### Given records
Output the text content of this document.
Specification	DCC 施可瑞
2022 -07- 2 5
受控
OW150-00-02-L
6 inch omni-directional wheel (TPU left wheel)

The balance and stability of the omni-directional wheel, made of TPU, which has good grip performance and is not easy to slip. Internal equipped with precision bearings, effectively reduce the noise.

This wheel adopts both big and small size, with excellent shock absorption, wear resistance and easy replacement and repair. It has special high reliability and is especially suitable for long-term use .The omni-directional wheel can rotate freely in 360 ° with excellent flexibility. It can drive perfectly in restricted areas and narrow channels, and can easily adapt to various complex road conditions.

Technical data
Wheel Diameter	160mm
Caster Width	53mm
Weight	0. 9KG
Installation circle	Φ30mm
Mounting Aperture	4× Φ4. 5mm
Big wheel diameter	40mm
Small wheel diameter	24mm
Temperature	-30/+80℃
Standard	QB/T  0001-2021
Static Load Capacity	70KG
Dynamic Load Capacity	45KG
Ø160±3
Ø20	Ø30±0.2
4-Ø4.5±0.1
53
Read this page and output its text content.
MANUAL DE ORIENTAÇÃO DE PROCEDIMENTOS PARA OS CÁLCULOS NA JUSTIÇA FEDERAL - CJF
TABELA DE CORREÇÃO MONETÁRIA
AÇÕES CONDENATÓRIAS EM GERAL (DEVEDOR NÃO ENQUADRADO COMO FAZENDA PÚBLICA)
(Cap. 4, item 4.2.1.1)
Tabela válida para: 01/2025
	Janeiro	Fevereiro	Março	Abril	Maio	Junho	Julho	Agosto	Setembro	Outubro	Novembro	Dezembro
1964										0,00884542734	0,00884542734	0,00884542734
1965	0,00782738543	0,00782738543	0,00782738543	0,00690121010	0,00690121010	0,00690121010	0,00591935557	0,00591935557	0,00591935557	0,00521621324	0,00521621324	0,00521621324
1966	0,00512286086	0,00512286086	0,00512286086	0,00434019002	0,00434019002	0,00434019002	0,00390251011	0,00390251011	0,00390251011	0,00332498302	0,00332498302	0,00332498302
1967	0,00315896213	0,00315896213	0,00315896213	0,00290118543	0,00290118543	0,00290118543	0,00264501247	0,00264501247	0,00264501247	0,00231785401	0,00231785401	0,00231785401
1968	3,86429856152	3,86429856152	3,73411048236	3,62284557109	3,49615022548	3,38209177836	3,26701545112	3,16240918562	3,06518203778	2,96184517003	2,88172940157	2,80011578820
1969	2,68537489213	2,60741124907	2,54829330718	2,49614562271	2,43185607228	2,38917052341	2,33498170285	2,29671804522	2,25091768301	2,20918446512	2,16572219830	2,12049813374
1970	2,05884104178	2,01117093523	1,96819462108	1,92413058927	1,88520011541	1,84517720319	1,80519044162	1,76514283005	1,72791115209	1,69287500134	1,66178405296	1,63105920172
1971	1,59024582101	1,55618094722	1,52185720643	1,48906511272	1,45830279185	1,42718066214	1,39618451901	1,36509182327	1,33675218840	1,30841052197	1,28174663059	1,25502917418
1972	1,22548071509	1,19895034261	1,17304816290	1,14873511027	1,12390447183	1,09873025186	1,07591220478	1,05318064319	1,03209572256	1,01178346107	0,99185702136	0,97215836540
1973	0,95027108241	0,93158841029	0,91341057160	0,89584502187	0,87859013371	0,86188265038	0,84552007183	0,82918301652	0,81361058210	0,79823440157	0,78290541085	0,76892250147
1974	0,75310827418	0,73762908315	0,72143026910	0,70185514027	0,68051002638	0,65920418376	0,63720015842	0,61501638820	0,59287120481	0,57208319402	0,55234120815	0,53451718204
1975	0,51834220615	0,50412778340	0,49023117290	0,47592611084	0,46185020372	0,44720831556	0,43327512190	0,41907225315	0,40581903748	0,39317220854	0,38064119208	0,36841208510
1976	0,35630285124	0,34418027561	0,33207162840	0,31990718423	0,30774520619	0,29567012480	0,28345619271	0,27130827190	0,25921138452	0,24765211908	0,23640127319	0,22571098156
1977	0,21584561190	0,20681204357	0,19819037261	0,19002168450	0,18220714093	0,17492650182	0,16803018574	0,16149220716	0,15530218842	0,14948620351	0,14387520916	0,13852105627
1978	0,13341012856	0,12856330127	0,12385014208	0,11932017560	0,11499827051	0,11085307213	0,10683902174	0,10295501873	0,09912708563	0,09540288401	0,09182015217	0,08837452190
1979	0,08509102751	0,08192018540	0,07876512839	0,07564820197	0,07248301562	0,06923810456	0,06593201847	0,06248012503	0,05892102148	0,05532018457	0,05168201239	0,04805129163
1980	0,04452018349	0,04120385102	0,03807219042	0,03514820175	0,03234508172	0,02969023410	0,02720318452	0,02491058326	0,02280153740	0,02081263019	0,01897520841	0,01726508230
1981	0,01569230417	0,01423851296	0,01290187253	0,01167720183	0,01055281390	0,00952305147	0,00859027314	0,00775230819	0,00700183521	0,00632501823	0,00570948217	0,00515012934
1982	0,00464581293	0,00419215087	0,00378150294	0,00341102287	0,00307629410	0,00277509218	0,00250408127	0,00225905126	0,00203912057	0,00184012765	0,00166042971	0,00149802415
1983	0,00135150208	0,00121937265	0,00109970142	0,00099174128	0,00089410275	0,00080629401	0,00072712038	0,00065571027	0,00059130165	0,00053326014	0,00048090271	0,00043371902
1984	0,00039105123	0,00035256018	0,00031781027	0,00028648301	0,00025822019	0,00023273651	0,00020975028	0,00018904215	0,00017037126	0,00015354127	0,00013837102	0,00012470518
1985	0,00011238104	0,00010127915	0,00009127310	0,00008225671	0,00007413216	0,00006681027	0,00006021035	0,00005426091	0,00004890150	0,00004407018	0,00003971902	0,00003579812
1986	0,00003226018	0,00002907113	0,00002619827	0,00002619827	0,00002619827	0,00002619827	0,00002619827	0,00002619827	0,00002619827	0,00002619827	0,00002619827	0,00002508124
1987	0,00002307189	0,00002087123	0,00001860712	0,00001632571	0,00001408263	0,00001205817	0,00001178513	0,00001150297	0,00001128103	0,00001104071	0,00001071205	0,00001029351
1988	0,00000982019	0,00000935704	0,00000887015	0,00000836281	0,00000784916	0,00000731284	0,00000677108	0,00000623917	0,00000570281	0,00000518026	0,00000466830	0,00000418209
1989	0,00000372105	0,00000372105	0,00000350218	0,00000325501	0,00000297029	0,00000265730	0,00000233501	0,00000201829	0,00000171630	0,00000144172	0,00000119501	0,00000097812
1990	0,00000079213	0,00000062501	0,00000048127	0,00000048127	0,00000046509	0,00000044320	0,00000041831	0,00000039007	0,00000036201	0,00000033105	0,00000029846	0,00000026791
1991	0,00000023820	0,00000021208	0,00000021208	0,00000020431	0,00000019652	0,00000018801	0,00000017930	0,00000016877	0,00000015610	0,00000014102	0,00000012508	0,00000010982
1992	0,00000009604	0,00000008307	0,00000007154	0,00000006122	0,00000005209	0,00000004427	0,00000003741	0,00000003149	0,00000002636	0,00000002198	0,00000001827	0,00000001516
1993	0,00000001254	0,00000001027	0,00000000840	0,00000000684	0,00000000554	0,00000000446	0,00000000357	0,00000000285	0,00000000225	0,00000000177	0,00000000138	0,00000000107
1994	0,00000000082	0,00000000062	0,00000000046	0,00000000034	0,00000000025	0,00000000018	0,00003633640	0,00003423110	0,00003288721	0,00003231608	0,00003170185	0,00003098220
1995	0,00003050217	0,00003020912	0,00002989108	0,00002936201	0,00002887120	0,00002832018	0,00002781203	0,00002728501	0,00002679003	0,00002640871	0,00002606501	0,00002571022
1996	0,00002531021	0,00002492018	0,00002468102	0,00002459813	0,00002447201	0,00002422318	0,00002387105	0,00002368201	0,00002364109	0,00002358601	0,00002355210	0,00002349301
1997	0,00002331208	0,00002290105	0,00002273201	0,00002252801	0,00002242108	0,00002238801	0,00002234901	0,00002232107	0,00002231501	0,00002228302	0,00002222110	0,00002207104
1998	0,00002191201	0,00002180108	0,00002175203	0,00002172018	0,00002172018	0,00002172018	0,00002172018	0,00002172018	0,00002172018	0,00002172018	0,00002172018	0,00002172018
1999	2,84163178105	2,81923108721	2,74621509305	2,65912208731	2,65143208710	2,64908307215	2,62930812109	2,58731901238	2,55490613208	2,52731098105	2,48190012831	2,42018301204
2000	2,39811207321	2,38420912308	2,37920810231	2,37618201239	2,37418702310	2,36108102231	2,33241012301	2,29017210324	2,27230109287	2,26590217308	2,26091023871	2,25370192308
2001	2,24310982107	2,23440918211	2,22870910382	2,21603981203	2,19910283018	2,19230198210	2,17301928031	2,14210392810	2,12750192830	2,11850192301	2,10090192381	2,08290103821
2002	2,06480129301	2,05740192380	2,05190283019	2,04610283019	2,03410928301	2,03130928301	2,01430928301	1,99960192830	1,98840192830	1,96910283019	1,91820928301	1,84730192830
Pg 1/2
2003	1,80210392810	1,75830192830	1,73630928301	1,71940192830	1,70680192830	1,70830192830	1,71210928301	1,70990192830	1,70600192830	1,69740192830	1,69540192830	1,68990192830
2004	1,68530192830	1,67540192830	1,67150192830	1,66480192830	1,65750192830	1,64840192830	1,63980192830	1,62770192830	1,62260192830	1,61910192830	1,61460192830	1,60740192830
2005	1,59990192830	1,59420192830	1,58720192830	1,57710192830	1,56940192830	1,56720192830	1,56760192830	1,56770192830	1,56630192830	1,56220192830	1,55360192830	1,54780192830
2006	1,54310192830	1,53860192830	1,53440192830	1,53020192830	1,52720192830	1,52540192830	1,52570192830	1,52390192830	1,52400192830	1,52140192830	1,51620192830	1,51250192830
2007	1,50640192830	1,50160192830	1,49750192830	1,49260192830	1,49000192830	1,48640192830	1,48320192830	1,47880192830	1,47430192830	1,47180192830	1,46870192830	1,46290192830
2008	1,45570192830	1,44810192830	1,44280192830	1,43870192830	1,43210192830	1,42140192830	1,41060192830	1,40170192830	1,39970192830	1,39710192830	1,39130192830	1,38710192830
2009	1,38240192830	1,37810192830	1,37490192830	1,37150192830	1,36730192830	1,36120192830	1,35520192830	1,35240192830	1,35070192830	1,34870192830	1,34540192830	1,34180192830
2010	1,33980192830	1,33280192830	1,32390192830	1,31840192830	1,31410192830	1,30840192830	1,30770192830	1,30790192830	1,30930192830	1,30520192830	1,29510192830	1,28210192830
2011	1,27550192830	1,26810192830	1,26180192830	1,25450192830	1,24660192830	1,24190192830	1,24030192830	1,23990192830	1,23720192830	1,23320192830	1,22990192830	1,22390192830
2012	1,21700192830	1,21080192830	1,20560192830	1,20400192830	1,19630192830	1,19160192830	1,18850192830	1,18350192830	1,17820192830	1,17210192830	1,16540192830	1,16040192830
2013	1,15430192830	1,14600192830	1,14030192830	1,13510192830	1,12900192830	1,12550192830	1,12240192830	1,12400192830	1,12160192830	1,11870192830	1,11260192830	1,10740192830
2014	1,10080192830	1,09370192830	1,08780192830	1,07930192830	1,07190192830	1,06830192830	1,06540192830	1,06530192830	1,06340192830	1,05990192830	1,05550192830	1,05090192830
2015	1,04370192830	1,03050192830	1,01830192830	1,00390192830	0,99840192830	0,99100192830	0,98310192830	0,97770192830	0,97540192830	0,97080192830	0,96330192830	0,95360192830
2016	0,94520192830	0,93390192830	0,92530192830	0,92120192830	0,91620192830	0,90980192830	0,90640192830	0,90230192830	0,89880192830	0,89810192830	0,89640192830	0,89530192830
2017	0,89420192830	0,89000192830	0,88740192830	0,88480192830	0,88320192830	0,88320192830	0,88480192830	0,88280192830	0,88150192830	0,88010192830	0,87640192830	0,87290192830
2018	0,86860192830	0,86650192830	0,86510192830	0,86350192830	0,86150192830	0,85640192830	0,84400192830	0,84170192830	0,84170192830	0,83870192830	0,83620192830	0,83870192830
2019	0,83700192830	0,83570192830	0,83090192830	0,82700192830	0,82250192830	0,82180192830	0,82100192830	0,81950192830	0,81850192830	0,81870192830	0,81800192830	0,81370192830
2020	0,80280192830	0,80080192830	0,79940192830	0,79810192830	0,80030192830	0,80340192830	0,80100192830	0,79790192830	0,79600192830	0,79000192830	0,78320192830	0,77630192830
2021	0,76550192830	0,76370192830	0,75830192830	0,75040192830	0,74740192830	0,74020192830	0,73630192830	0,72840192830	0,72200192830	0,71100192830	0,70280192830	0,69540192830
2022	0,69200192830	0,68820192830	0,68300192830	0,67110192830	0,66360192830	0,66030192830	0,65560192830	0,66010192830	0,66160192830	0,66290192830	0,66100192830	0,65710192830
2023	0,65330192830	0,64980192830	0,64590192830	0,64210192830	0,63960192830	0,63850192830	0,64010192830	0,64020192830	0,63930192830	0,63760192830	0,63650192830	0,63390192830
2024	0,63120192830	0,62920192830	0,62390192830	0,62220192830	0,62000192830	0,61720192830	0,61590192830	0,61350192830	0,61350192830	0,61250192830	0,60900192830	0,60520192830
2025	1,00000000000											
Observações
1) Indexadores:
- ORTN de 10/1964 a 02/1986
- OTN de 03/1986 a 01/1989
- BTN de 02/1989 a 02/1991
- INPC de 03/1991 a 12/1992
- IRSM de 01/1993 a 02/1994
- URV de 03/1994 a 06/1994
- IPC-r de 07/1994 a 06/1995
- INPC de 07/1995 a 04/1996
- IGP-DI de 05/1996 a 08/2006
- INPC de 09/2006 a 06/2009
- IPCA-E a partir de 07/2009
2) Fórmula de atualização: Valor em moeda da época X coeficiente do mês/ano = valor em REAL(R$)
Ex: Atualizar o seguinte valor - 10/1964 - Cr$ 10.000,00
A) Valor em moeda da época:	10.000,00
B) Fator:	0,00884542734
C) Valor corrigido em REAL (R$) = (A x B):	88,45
######
* [Required task]
Each line that holds the string "REAL" counts once; give the total and nothing else.

* [Reply]
2